Set exercise: Each entry below must be repeated word for word.

Excerpted data:

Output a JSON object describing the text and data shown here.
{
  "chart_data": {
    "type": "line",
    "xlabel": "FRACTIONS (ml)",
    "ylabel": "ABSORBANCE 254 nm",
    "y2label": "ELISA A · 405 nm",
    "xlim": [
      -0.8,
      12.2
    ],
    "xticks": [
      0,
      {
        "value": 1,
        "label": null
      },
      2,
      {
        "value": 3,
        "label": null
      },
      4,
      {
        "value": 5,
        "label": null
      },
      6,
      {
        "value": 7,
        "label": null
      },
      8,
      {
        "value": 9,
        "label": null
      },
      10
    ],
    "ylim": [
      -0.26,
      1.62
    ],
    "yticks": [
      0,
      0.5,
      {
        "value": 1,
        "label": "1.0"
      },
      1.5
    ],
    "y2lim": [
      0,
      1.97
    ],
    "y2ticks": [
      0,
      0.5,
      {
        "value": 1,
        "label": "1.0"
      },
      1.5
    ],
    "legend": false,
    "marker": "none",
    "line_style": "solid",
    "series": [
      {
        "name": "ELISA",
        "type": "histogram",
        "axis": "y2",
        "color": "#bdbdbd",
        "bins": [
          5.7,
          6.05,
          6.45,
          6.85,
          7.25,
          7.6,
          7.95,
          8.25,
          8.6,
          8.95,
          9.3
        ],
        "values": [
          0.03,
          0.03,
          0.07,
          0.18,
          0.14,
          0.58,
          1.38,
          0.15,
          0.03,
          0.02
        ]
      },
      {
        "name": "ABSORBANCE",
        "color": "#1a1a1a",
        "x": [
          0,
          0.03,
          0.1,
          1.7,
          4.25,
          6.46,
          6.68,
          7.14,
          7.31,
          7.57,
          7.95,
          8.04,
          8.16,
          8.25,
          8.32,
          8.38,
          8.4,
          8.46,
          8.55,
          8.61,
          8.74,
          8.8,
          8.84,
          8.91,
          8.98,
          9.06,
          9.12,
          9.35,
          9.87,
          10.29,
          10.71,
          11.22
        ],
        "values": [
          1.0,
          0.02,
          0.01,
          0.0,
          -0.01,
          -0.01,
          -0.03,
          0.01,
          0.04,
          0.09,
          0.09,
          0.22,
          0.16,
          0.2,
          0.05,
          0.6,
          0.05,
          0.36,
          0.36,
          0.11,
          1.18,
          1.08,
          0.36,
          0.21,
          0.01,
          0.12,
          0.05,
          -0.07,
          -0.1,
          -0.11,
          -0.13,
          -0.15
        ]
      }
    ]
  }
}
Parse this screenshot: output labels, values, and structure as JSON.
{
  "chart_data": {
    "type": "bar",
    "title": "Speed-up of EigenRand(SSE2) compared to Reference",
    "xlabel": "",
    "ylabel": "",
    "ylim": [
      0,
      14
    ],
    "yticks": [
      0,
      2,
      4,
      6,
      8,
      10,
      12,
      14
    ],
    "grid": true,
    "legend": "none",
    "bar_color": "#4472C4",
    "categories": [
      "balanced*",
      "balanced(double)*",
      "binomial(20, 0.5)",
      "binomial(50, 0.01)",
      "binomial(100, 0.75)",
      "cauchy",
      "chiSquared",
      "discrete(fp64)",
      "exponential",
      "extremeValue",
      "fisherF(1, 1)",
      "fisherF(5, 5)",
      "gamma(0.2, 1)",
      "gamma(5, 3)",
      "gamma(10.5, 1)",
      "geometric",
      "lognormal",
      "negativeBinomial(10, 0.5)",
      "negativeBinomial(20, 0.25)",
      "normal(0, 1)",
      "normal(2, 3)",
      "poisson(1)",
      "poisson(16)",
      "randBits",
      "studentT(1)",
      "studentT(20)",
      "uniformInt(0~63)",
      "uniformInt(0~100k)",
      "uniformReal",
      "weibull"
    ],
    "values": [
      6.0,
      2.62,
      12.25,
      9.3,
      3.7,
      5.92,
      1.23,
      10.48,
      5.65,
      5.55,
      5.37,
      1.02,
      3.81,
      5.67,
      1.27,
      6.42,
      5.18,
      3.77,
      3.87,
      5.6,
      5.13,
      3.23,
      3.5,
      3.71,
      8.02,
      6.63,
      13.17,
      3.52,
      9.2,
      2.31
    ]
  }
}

Solution:
Output a JSON object describing the text and data shown here.
{
  "chart_data": {
    "type": "line",
    "xlabel": "FRACTIONS (ml)",
    "ylabel": "ABSORBANCE 254 nm",
    "y2label": "ELISA A · 405 nm",
    "xlim": [
      -0.8,
      12.2
    ],
    "xticks": [
      0,
      {
        "value": 1,
        "label": null
      },
      2,
      {
        "value": 3,
        "label": null
      },
      4,
      {
        "value": 5,
        "label": null
      },
      6,
      {
        "value": 7,
        "label": null
      },
      8,
      {
        "value": 9,
        "label": null
      },
      10
    ],
    "ylim": [
      -0.26,
      1.62
    ],
    "yticks": [
      0,
      0.5,
      {
        "value": 1,
        "label": "1.0"
      },
      1.5
    ],
    "y2lim": [
      0,
      1.97
    ],
    "y2ticks": [
      0,
      0.5,
      {
        "value": 1,
        "label": "1.0"
      },
      1.5
    ],
    "legend": false,
    "marker": "none",
    "line_style": "solid",
    "series": [
      {
        "name": "ELISA",
        "type": "histogram",
        "axis": "y2",
        "color": "#bdbdbd",
        "bins": [
          5.7,
          6.05,
          6.45,
          6.85,
          7.25,
          7.6,
          7.95,
          8.25,
          8.6,
          8.95,
          9.3
        ],
        "values": [
          0.03,
          0.03,
          0.07,
          0.18,
          0.14,
          0.58,
          1.38,
          0.15,
          0.03,
          0.02
        ]
      },
      {
        "name": "ABSORBANCE",
        "color": "#1a1a1a",
        "x": [
          0,
          0.03,
          0.1,
          1.7,
          4.25,
          6.46,
          6.68,
          7.14,
          7.31,
          7.57,
          7.95,
          8.04,
          8.16,
          8.25,
          8.32,
          8.38,
          8.4,
          8.46,
          8.55,
          8.61,
          8.74,
          8.8,
          8.84,
          8.91,
          8.98,
          9.06,
          9.12,
          9.35,
          9.87,
          10.29,
          10.71,
          11.22
        ],
        "values": [
          1.0,
          0.02,
          0.01,
          0.0,
          -0.01,
          -0.01,
          -0.03,
          0.01,
          0.04,
          0.09,
          0.09,
          0.22,
          0.16,
          0.2,
          0.05,
          0.6,
          0.05,
          0.36,
          0.36,
          0.11,
          1.18,
          1.08,
          0.36,
          0.21,
          0.01,
          0.12,
          0.05,
          -0.07,
          -0.1,
          -0.11,
          -0.13,
          -0.15
        ]
      }
    ]
  }
}
Parse this screenshot: output labels, values, and structure as JSON.
{
  "chart_data": {
    "type": "bar",
    "title": "Speed-up of EigenRand(SSE2) compared to Reference",
    "xlabel": "",
    "ylabel": "",
    "ylim": [
      0,
      14
    ],
    "yticks": [
      0,
      2,
      4,
      6,
      8,
      10,
      12,
      14
    ],
    "grid": true,
    "legend": "none",
    "bar_color": "#4472C4",
    "categories": [
      "balanced*",
      "balanced(double)*",
      "binomial(20, 0.5)",
      "binomial(50, 0.01)",
      "binomial(100, 0.75)",
      "cauchy",
      "chiSquared",
      "discrete(fp64)",
      "exponential",
      "extremeValue",
      "fisherF(1, 1)",
      "fisherF(5, 5)",
      "gamma(0.2, 1)",
      "gamma(5, 3)",
      "gamma(10.5, 1)",
      "geometric",
      "lognormal",
      "negativeBinomial(10, 0.5)",
      "negativeBinomial(20, 0.25)",
      "normal(0, 1)",
      "normal(2, 3)",
      "poisson(1)",
      "poisson(16)",
      "randBits",
      "studentT(1)",
      "studentT(20)",
      "uniformInt(0~63)",
      "uniformInt(0~100k)",
      "uniformReal",
      "weibull"
    ],
    "values": [
      6.0,
      2.62,
      12.25,
      9.3,
      3.7,
      5.92,
      1.23,
      10.48,
      5.65,
      5.55,
      5.37,
      1.02,
      3.81,
      5.67,
      1.27,
      6.42,
      5.18,
      3.77,
      3.87,
      5.6,
      5.13,
      3.23,
      3.5,
      3.71,
      8.02,
      6.63,
      13.17,
      3.52,
      9.2,
      2.31
    ]
  }
}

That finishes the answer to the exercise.